Data extracted from a collection:
** Begin **

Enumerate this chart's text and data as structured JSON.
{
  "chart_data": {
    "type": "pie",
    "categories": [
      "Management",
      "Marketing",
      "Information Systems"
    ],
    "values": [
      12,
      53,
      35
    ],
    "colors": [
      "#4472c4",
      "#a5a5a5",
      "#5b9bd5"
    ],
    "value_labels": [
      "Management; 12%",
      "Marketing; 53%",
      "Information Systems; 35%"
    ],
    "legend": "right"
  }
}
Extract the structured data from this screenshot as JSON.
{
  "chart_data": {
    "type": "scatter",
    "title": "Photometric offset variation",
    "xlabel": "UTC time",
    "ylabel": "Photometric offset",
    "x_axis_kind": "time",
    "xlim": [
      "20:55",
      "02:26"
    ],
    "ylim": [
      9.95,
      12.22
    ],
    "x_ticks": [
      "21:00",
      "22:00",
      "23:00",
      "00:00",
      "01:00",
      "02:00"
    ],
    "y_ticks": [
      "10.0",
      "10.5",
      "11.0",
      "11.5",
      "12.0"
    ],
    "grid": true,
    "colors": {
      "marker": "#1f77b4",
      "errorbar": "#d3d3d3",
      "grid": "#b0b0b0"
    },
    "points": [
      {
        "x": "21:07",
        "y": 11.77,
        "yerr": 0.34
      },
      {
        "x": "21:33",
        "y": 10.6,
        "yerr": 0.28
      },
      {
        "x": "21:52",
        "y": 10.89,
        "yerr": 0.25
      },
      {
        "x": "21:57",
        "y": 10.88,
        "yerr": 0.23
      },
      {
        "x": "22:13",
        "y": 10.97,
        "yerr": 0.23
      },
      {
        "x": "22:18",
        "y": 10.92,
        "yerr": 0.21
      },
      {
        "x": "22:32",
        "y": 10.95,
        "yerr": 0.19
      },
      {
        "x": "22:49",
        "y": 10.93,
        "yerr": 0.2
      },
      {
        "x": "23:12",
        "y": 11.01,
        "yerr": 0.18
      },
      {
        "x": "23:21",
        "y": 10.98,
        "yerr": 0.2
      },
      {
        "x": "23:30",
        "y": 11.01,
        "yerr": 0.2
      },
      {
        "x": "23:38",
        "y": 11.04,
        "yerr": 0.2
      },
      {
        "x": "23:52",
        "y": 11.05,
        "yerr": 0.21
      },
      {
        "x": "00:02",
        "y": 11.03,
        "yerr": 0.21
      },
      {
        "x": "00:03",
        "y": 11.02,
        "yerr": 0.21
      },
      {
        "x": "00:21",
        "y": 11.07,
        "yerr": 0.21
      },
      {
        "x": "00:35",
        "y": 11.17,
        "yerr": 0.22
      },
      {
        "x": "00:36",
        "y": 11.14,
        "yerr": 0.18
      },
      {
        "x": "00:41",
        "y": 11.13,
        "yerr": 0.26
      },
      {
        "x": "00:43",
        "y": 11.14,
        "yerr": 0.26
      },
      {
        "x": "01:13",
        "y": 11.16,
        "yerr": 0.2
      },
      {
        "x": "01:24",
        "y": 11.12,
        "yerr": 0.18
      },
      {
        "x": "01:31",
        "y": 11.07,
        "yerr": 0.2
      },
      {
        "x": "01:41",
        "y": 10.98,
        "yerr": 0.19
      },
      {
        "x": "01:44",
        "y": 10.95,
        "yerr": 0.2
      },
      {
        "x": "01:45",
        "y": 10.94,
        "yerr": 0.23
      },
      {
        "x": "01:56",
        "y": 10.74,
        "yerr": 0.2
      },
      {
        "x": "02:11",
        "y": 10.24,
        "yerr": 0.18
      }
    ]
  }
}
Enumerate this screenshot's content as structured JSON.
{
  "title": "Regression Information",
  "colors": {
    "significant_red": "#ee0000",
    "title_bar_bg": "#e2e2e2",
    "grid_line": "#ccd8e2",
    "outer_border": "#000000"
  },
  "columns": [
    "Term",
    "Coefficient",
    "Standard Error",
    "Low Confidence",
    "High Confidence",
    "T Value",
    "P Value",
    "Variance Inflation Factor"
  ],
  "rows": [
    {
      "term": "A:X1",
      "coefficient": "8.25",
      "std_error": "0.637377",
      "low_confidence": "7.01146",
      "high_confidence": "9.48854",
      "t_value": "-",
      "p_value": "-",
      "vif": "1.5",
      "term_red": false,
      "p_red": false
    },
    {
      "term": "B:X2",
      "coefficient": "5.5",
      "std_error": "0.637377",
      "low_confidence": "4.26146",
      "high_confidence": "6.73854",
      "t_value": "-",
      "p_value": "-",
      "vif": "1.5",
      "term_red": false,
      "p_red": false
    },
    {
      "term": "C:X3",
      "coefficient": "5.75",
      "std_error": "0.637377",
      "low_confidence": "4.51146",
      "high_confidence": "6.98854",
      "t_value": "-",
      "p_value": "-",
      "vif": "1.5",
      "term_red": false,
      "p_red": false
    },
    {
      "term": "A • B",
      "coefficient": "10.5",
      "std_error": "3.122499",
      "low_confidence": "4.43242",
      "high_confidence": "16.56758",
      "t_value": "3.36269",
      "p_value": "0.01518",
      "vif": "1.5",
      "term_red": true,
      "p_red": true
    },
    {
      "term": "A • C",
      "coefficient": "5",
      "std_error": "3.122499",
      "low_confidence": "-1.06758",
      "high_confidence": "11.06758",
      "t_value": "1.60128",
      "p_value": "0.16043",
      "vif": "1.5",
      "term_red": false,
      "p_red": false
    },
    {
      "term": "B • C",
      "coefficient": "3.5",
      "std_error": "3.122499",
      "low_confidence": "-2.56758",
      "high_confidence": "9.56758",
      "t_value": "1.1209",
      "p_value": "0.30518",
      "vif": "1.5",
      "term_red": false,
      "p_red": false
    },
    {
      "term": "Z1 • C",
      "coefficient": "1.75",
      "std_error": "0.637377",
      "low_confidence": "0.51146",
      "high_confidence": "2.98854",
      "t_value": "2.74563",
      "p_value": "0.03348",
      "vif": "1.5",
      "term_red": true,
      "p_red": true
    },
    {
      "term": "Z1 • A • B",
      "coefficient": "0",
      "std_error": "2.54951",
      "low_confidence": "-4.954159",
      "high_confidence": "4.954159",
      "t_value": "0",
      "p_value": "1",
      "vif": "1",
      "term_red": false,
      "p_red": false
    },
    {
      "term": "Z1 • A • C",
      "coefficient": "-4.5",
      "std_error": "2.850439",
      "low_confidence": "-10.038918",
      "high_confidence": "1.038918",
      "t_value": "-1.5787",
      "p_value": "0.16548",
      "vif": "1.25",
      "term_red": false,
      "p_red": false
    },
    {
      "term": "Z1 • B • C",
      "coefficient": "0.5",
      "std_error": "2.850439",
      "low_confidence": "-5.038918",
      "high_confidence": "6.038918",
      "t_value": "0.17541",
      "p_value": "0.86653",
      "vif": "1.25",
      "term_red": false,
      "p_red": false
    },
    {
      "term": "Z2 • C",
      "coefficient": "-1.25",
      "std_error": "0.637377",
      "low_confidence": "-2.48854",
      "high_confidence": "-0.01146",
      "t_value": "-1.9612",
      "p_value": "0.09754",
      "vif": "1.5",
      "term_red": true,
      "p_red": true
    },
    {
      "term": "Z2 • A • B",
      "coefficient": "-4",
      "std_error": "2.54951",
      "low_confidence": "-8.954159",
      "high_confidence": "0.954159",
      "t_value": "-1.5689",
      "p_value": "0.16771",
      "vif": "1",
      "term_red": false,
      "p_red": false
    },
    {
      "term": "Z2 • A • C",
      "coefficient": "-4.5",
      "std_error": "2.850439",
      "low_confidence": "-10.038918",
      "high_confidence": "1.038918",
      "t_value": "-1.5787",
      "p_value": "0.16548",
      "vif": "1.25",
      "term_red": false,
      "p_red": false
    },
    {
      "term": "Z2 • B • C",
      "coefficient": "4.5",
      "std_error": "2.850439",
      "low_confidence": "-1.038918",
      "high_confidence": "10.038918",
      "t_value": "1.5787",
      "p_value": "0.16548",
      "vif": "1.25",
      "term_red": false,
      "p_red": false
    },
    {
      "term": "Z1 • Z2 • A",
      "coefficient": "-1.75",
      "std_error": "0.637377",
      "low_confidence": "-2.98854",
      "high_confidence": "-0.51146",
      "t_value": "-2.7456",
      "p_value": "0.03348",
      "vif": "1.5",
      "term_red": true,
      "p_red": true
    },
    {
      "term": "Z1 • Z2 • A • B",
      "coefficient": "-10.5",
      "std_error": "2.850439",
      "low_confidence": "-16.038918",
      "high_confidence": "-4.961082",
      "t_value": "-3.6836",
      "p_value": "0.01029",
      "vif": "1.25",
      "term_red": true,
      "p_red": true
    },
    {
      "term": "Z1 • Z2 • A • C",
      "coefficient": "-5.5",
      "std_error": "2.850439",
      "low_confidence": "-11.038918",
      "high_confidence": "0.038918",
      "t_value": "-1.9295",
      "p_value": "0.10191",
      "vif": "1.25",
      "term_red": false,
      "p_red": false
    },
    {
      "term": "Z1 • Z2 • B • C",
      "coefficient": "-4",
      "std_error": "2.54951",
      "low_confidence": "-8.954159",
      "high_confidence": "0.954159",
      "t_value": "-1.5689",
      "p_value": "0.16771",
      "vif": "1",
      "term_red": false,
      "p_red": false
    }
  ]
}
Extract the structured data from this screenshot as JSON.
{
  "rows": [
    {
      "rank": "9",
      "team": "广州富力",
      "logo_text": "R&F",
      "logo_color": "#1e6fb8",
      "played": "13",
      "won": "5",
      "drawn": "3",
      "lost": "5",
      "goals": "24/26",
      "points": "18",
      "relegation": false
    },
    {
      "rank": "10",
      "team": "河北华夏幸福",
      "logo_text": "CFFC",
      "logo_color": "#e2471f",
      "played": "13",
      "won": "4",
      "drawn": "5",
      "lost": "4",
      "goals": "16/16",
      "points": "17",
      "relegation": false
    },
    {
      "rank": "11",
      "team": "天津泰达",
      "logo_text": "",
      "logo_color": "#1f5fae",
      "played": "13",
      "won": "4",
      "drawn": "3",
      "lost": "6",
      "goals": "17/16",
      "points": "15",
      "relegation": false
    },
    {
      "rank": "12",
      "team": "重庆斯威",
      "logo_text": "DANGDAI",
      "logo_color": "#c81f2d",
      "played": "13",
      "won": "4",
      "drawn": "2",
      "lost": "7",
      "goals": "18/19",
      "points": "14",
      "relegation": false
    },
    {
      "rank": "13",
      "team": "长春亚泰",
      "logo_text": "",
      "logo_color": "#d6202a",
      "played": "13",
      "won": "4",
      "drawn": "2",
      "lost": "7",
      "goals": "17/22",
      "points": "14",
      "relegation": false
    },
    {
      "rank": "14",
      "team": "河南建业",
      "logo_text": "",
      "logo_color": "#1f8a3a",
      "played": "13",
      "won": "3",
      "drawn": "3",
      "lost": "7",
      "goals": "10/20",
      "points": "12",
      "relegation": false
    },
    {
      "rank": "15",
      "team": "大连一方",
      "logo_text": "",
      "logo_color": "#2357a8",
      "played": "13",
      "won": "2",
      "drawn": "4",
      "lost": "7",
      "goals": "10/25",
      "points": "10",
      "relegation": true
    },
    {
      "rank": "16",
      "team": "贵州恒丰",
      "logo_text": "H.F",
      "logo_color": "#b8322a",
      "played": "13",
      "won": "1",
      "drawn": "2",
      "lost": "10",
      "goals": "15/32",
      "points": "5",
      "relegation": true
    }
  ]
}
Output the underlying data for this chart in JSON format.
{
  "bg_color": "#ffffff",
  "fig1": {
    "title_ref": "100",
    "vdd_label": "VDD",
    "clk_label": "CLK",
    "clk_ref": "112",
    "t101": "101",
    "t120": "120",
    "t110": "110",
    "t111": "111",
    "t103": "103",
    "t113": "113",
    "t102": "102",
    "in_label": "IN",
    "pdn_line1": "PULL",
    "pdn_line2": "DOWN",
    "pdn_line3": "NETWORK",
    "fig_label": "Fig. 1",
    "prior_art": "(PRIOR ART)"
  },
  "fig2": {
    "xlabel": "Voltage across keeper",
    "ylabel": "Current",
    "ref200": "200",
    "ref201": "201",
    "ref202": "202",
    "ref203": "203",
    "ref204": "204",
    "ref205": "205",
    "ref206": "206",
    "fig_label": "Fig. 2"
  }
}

** End **

WRITTEN REQUEST:
Go through the records above and copy every line with the word "rank".

TASK OUTPUT:
      "rank": "9",
      "rank": "10",
      "rank": "11",
      "rank": "12",
      "rank": "13",
      "rank": "14",
      "rank": "15",
      "rank": "16",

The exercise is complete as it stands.